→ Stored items
◇ ◇ ◇ ◇ ◇
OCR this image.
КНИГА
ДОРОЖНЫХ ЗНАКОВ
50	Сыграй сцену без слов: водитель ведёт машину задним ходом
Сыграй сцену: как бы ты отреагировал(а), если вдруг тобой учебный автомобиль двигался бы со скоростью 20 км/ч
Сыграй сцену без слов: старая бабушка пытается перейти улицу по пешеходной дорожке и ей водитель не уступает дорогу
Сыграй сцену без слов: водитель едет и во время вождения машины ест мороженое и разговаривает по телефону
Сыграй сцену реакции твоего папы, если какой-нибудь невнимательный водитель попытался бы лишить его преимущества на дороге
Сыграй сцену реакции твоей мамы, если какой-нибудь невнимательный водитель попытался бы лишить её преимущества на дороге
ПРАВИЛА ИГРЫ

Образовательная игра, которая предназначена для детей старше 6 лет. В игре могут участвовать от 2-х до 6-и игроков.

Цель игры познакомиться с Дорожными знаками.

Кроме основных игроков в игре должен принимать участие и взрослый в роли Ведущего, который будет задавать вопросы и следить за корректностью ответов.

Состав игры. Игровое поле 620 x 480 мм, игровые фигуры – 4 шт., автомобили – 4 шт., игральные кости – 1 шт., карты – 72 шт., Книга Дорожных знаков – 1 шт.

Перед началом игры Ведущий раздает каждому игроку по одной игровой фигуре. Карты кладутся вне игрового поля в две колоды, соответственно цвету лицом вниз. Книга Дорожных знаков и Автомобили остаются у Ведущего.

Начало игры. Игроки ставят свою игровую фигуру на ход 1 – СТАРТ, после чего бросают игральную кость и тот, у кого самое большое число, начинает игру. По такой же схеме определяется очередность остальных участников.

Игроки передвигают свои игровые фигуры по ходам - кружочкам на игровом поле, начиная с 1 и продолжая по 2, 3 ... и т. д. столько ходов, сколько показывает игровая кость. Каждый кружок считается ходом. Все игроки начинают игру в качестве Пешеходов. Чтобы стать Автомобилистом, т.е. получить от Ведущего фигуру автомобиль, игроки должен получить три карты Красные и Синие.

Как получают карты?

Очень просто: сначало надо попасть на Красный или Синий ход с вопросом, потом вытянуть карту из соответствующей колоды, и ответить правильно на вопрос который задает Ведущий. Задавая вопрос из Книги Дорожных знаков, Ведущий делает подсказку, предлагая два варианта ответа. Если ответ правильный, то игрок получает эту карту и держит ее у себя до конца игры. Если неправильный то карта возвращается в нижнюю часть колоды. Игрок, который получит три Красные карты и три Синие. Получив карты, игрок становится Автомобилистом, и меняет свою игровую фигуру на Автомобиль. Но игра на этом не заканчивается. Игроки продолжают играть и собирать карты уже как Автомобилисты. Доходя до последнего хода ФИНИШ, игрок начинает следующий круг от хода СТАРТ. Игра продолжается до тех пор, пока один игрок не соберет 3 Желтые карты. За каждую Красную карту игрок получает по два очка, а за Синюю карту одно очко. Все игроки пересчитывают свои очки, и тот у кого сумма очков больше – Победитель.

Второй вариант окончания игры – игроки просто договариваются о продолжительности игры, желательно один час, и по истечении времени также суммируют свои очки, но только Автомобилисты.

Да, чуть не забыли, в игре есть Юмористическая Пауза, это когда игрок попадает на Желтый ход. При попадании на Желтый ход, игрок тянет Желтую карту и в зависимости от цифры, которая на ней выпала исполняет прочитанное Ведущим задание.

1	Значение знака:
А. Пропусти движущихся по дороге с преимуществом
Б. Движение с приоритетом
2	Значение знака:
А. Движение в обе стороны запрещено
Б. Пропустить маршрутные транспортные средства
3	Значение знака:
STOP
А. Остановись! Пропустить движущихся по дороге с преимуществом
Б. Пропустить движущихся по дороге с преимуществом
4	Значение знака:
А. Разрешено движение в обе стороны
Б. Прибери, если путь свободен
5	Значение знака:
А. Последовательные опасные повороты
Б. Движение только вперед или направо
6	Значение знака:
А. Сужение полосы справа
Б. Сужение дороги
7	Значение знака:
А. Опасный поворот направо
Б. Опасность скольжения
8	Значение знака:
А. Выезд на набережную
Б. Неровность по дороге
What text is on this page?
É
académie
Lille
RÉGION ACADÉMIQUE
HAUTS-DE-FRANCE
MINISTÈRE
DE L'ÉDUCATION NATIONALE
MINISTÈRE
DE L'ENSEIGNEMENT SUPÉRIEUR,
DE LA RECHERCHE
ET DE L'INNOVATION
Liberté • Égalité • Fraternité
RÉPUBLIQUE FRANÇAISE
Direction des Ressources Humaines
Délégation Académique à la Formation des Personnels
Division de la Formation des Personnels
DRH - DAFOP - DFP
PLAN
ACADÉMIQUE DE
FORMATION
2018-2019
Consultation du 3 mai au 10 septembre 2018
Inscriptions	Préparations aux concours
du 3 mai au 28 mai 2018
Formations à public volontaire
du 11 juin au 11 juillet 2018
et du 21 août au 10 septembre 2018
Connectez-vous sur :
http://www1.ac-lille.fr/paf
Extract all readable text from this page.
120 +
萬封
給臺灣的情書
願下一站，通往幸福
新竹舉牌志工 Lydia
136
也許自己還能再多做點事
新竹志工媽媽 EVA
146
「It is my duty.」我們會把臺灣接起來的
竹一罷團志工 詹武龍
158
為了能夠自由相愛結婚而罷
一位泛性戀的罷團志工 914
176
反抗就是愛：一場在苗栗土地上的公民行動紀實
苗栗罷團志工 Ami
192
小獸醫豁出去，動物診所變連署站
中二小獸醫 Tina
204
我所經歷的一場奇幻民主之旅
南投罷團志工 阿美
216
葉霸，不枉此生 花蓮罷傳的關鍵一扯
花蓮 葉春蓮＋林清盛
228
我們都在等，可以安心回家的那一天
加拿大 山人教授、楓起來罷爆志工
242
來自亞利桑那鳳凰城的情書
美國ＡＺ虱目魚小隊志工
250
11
◇ ◇ ◇ ◇ ◇
→ Exercise prompt
Restate each record word for word.

→ Task answer
OCR this image.
КНИГА
ДОРОЖНЫХ ЗНАКОВ
50	Сыграй сцену без слов: водитель ведёт машину задним ходом
Сыграй сцену: как бы ты отреагировал(а), если вдруг тобой учебный автомобиль двигался бы со скоростью 20 км/ч
Сыграй сцену без слов: старая бабушка пытается перейти улицу по пешеходной дорожке и ей водитель не уступает дорогу
Сыграй сцену без слов: водитель едет и во время вождения машины ест мороженое и разговаривает по телефону
Сыграй сцену реакции твоего папы, если какой-нибудь невнимательный водитель попытался бы лишить его преимущества на дороге
Сыграй сцену реакции твоей мамы, если какой-нибудь невнимательный водитель попытался бы лишить её преимущества на дороге
ПРАВИЛА ИГРЫ

Образовательная игра, которая предназначена для детей старше 6 лет. В игре могут участвовать от 2-х до 6-и игроков.

Цель игры познакомиться с Дорожными знаками.

Кроме основных игроков в игре должен принимать участие и взрослый в роли Ведущего, который будет задавать вопросы и следить за корректностью ответов.

Состав игры. Игровое поле 620 x 480 мм, игровые фигуры – 4 шт., автомобили – 4 шт., игральные кости – 1 шт., карты – 72 шт., Книга Дорожных знаков – 1 шт.

Перед началом игры Ведущий раздает каждому игроку по одной игровой фигуре. Карты кладутся вне игрового поля в две колоды, соответственно цвету лицом вниз. Книга Дорожных знаков и Автомобили остаются у Ведущего.

Начало игры. Игроки ставят свою игровую фигуру на ход 1 – СТАРТ, после чего бросают игральную кость и тот, у кого самое большое число, начинает игру. По такой же схеме определяется очередность остальных участников.

Игроки передвигают свои игровые фигуры по ходам - кружочкам на игровом поле, начиная с 1 и продолжая по 2, 3 ... и т. д. столько ходов, сколько показывает игровая кость. Каждый кружок считается ходом. Все игроки начинают игру в качестве Пешеходов. Чтобы стать Автомобилистом, т.е. получить от Ведущего фигуру автомобиль, игроки должен получить три карты Красные и Синие.

Как получают карты?

Очень просто: сначало надо попасть на Красный или Синий ход с вопросом, потом вытянуть карту из соответствующей колоды, и ответить правильно на вопрос который задает Ведущий. Задавая вопрос из Книги Дорожных знаков, Ведущий делает подсказку, предлагая два варианта ответа. Если ответ правильный, то игрок получает эту карту и держит ее у себя до конца игры. Если неправильный то карта возвращается в нижнюю часть колоды. Игрок, который получит три Красные карты и три Синие. Получив карты, игрок становится Автомобилистом, и меняет свою игровую фигуру на Автомобиль. Но игра на этом не заканчивается. Игроки продолжают играть и собирать карты уже как Автомобилисты. Доходя до последнего хода ФИНИШ, игрок начинает следующий круг от хода СТАРТ. Игра продолжается до тех пор, пока один игрок не соберет 3 Желтые карты. За каждую Красную карту игрок получает по два очка, а за Синюю карту одно очко. Все игроки пересчитывают свои очки, и тот у кого сумма очков больше – Победитель.

Второй вариант окончания игры – игроки просто договариваются о продолжительности игры, желательно один час, и по истечении времени также суммируют свои очки, но только Автомобилисты.

Да, чуть не забыли, в игре есть Юмористическая Пауза, это когда игрок попадает на Желтый ход. При попадании на Желтый ход, игрок тянет Желтую карту и в зависимости от цифры, которая на ней выпала исполняет прочитанное Ведущим задание.

1	Значение знака:
А. Пропусти движущихся по дороге с преимуществом
Б. Движение с приоритетом
2	Значение знака:
А. Движение в обе стороны запрещено
Б. Пропустить маршрутные транспортные средства
3	Значение знака:
STOP
А. Остановись! Пропустить движущихся по дороге с преимуществом
Б. Пропустить движущихся по дороге с преимуществом
4	Значение знака:
А. Разрешено движение в обе стороны
Б. Прибери, если путь свободен
5	Значение знака:
А. Последовательные опасные повороты
Б. Движение только вперед или направо
6	Значение знака:
А. Сужение полосы справа
Б. Сужение дороги
7	Значение знака:
А. Опасный поворот направо
Б. Опасность скольжения
8	Значение знака:
А. Выезд на набережную
Б. Неровность по дороге
What text is on this page?
É
académie
Lille
RÉGION ACADÉMIQUE
HAUTS-DE-FRANCE
MINISTÈRE
DE L'ÉDUCATION NATIONALE
MINISTÈRE
DE L'ENSEIGNEMENT SUPÉRIEUR,
DE LA RECHERCHE
ET DE L'INNOVATION
Liberté • Égalité • Fraternité
RÉPUBLIQUE FRANÇAISE
Direction des Ressources Humaines
Délégation Académique à la Formation des Personnels
Division de la Formation des Personnels
DRH - DAFOP - DFP
PLAN
ACADÉMIQUE DE
FORMATION
2018-2019
Consultation du 3 mai au 10 septembre 2018
Inscriptions	Préparations aux concours
du 3 mai au 28 mai 2018
Formations à public volontaire
du 11 juin au 11 juillet 2018
et du 21 août au 10 septembre 2018
Connectez-vous sur :
http://www1.ac-lille.fr/paf
Extract all readable text from this page.
120 +
萬封
給臺灣的情書
願下一站，通往幸福
新竹舉牌志工 Lydia
136
也許自己還能再多做點事
新竹志工媽媽 EVA
146
「It is my duty.」我們會把臺灣接起來的
竹一罷團志工 詹武龍
158
為了能夠自由相愛結婚而罷
一位泛性戀的罷團志工 914
176
反抗就是愛：一場在苗栗土地上的公民行動紀實
苗栗罷團志工 Ami
192
小獸醫豁出去，動物診所變連署站
中二小獸醫 Tina
204
我所經歷的一場奇幻民主之旅
南投罷團志工 阿美
216
葉霸，不枉此生 花蓮罷傳的關鍵一扯
花蓮 葉春蓮＋林清盛
228
我們都在等，可以安心回家的那一天
加拿大 山人教授、楓起來罷爆志工
242
來自亞利桑那鳳凰城的情書
美國ＡＺ虱目魚小隊志工
250
11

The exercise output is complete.